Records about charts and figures
# # # # # # #
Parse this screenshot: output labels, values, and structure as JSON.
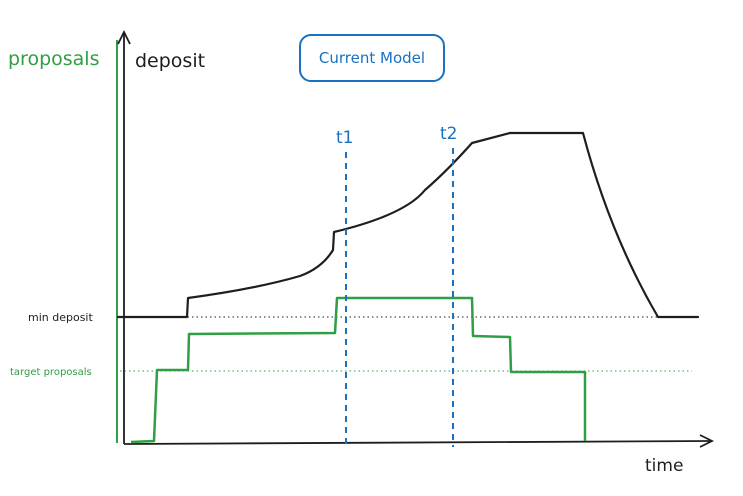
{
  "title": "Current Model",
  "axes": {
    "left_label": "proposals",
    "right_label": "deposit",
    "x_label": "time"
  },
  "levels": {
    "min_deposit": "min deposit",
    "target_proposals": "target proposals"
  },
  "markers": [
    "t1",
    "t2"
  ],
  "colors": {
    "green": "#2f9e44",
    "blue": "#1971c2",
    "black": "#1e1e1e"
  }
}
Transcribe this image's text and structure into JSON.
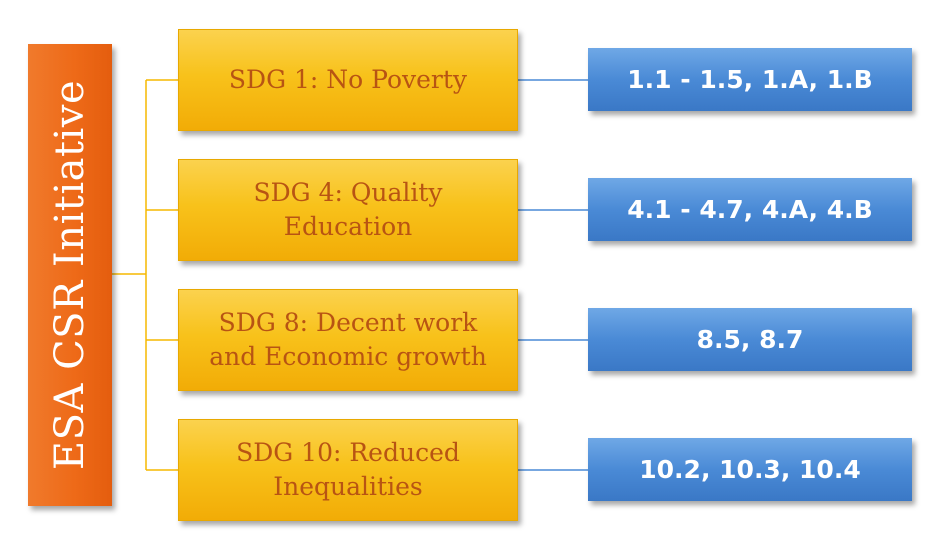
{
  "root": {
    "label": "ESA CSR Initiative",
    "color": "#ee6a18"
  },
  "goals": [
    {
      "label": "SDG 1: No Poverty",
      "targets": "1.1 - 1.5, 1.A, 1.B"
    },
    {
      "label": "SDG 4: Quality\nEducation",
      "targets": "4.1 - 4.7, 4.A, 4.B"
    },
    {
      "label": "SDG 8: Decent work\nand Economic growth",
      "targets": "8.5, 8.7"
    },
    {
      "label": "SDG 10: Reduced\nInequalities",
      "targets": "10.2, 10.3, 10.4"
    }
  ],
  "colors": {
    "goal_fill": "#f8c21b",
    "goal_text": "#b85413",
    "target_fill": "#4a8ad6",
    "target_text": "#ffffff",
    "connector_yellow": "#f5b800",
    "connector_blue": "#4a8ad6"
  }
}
# # # # # # #
Set problem:
Transcribe every record above exactly, leaving out the pictures.

Task answer:
Parse this screenshot: output labels, values, and structure as JSON.
{
  "title": "Current Model",
  "axes": {
    "left_label": "proposals",
    "right_label": "deposit",
    "x_label": "time"
  },
  "levels": {
    "min_deposit": "min deposit",
    "target_proposals": "target proposals"
  },
  "markers": [
    "t1",
    "t2"
  ],
  "colors": {
    "green": "#2f9e44",
    "blue": "#1971c2",
    "black": "#1e1e1e"
  }
}
Transcribe this image's text and structure into JSON.
{
  "root": {
    "label": "ESA CSR Initiative",
    "color": "#ee6a18"
  },
  "goals": [
    {
      "label": "SDG 1: No Poverty",
      "targets": "1.1 - 1.5, 1.A, 1.B"
    },
    {
      "label": "SDG 4: Quality\nEducation",
      "targets": "4.1 - 4.7, 4.A, 4.B"
    },
    {
      "label": "SDG 8: Decent work\nand Economic growth",
      "targets": "8.5, 8.7"
    },
    {
      "label": "SDG 10: Reduced\nInequalities",
      "targets": "10.2, 10.3, 10.4"
    }
  ],
  "colors": {
    "goal_fill": "#f8c21b",
    "goal_text": "#b85413",
    "target_fill": "#4a8ad6",
    "target_text": "#ffffff",
    "connector_yellow": "#f5b800",
    "connector_blue": "#4a8ad6"
  }
}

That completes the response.